Figure dataset records
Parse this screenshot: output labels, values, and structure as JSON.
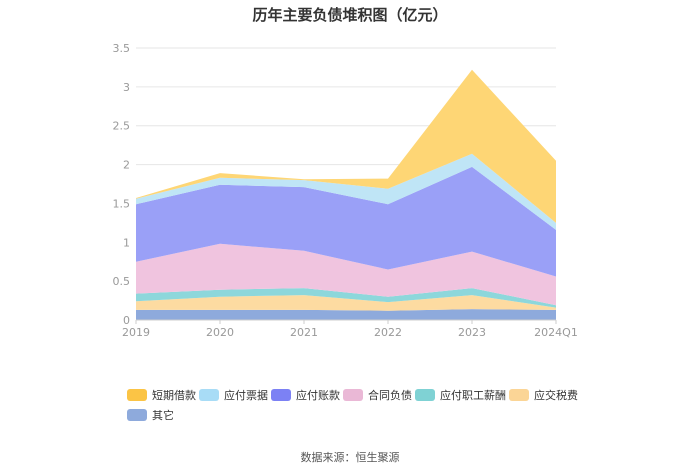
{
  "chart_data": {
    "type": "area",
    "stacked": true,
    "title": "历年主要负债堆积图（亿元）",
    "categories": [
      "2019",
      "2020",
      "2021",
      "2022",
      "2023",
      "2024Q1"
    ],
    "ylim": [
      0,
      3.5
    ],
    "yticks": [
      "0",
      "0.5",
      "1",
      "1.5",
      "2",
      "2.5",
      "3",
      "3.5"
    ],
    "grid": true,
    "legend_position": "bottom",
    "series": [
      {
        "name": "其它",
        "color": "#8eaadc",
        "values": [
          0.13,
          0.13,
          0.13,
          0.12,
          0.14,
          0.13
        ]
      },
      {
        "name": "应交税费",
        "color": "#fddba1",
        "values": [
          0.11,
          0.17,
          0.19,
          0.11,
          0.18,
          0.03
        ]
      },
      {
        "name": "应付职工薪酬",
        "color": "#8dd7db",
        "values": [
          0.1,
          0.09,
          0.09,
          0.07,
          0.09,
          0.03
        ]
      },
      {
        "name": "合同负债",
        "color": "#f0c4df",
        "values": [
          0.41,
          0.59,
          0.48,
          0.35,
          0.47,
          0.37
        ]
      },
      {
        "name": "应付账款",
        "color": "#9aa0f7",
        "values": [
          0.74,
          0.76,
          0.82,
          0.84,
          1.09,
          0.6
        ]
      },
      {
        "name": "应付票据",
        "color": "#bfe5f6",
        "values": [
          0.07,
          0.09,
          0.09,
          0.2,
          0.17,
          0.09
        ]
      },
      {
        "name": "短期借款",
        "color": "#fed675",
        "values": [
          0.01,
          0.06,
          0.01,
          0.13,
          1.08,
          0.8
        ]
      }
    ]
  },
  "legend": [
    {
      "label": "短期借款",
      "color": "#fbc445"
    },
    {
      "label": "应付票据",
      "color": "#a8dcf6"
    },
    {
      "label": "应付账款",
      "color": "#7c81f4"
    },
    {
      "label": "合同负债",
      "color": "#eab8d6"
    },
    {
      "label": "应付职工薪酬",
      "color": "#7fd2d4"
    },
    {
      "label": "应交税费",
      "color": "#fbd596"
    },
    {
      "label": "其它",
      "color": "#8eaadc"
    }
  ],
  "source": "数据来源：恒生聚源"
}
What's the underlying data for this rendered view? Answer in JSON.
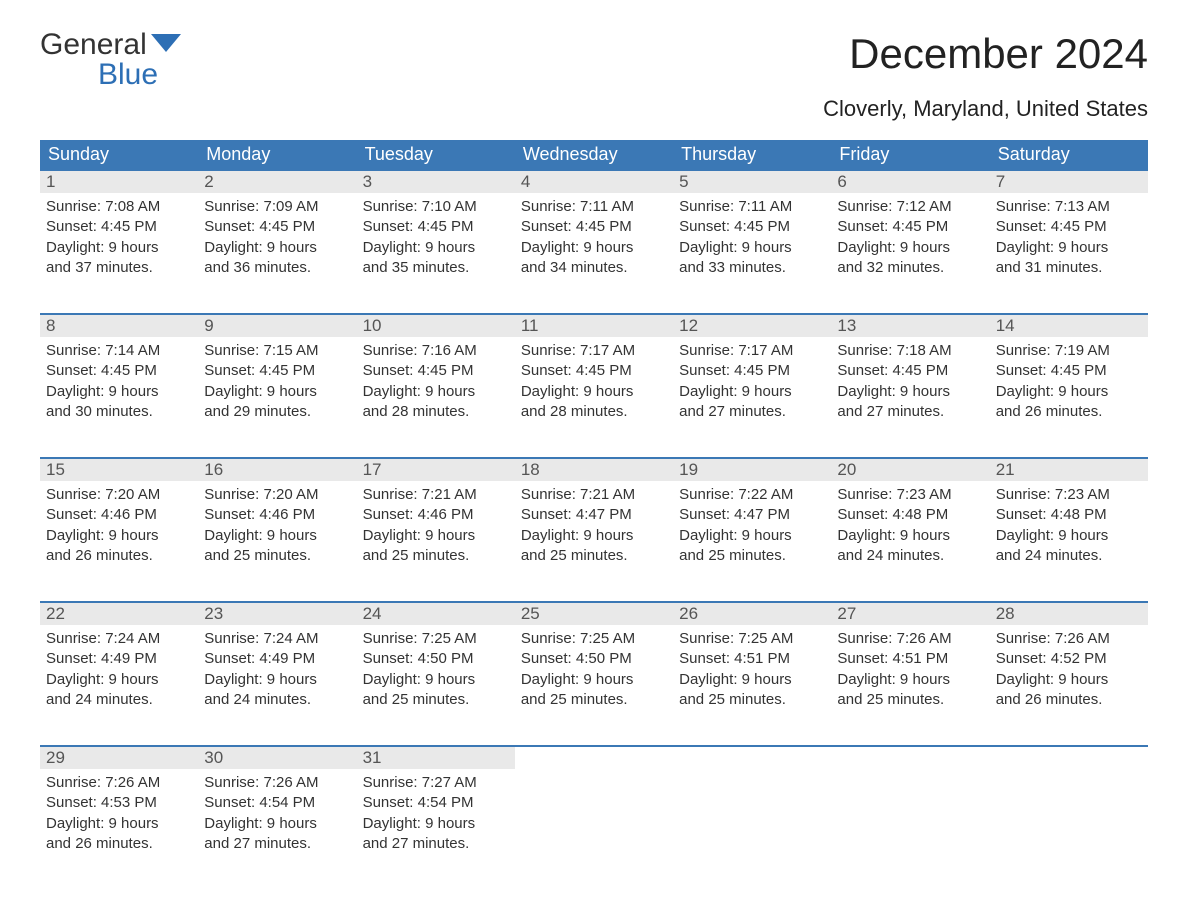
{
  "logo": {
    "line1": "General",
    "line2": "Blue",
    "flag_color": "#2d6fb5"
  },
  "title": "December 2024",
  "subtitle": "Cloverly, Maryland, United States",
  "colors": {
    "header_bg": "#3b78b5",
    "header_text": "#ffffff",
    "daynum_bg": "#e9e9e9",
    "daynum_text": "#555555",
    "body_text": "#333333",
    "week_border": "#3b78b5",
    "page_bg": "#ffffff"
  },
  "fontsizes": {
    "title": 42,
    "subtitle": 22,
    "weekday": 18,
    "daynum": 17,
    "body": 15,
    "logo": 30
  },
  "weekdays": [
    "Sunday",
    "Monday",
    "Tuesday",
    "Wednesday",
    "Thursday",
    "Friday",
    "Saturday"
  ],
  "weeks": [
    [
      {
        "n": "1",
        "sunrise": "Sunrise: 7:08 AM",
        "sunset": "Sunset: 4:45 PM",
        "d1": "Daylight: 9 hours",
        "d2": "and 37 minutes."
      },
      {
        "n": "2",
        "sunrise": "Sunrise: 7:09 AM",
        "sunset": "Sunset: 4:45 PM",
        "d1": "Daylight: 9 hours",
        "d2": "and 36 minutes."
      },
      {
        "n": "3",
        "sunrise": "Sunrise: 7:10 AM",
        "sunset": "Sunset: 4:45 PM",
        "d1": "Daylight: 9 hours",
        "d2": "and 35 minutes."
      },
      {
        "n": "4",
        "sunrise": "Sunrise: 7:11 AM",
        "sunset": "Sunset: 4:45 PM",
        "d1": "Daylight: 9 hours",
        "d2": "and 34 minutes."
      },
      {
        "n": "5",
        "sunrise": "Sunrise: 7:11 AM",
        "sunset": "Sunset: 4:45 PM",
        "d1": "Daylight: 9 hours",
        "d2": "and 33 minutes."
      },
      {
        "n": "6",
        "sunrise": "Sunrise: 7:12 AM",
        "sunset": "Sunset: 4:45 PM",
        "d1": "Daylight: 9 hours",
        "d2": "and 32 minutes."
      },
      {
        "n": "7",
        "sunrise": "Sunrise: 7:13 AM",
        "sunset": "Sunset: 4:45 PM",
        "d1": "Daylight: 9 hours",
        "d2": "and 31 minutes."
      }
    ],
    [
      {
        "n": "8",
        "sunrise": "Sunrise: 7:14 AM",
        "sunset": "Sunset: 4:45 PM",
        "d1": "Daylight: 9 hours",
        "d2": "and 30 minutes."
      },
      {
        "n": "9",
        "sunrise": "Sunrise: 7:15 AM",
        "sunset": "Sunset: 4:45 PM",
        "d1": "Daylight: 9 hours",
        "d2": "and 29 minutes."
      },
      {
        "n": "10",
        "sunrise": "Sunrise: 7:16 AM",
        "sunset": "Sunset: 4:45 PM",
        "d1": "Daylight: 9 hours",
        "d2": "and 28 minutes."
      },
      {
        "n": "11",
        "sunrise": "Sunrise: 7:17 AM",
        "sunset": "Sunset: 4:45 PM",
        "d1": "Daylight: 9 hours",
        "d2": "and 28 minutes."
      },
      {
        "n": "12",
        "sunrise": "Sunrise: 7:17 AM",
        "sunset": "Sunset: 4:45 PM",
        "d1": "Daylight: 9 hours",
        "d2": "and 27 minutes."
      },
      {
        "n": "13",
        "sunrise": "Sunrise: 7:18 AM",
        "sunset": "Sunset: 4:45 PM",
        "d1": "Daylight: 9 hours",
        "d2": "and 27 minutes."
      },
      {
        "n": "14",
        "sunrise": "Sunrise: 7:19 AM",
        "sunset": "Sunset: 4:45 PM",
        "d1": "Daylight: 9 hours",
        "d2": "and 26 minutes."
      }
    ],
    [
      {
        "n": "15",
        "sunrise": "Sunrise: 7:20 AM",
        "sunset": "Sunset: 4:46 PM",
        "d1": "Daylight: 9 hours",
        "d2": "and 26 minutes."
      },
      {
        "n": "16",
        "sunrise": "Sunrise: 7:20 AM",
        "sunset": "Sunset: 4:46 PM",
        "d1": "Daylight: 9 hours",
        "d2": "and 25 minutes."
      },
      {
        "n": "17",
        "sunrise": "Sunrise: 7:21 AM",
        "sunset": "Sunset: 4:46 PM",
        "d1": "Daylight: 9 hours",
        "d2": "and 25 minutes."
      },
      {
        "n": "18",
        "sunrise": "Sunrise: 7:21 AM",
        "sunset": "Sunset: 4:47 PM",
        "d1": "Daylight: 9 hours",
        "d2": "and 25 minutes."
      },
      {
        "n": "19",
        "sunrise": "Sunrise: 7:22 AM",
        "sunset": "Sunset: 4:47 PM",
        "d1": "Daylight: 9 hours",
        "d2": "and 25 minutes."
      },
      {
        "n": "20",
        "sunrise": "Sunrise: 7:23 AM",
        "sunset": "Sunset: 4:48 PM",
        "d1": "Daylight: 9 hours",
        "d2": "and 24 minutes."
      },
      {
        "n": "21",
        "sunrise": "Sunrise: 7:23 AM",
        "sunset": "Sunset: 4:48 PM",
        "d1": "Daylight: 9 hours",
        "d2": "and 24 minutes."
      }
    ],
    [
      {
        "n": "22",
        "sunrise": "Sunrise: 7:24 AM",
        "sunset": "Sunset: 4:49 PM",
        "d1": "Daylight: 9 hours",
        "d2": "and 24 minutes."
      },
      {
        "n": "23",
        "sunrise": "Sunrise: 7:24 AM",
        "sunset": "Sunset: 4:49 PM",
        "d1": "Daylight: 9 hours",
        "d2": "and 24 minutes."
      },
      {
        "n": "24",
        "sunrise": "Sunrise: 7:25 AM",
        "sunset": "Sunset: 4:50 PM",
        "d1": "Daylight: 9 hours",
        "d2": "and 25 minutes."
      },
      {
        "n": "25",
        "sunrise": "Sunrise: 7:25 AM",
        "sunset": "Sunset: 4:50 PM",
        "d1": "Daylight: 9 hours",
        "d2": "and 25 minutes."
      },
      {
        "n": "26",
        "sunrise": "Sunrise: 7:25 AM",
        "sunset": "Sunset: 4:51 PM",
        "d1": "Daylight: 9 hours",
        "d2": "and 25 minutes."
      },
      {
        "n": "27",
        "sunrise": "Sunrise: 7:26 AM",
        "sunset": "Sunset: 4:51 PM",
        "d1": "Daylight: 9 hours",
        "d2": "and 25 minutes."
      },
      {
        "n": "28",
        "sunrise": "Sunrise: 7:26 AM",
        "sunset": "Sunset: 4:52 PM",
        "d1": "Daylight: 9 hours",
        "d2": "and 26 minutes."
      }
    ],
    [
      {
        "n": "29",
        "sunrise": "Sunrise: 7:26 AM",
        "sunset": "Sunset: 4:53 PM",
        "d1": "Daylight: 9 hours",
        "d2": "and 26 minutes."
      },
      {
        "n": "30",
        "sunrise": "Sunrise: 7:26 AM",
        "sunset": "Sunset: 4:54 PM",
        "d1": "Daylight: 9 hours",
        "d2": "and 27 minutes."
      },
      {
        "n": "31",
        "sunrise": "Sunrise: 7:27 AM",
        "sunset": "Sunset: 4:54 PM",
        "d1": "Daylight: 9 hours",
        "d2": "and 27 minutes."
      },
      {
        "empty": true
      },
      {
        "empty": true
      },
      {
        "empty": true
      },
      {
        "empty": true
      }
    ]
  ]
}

> [Task]
Only lines that contain the word "name" are wanted; copy each of them.

> [Output]
        "name": "其它",
        "name": "应交税费",
        "name": "应付职工薪酬",
        "name": "合同负债",
        "name": "应付账款",
        "name": "应付票据",
        "name": "短期借款",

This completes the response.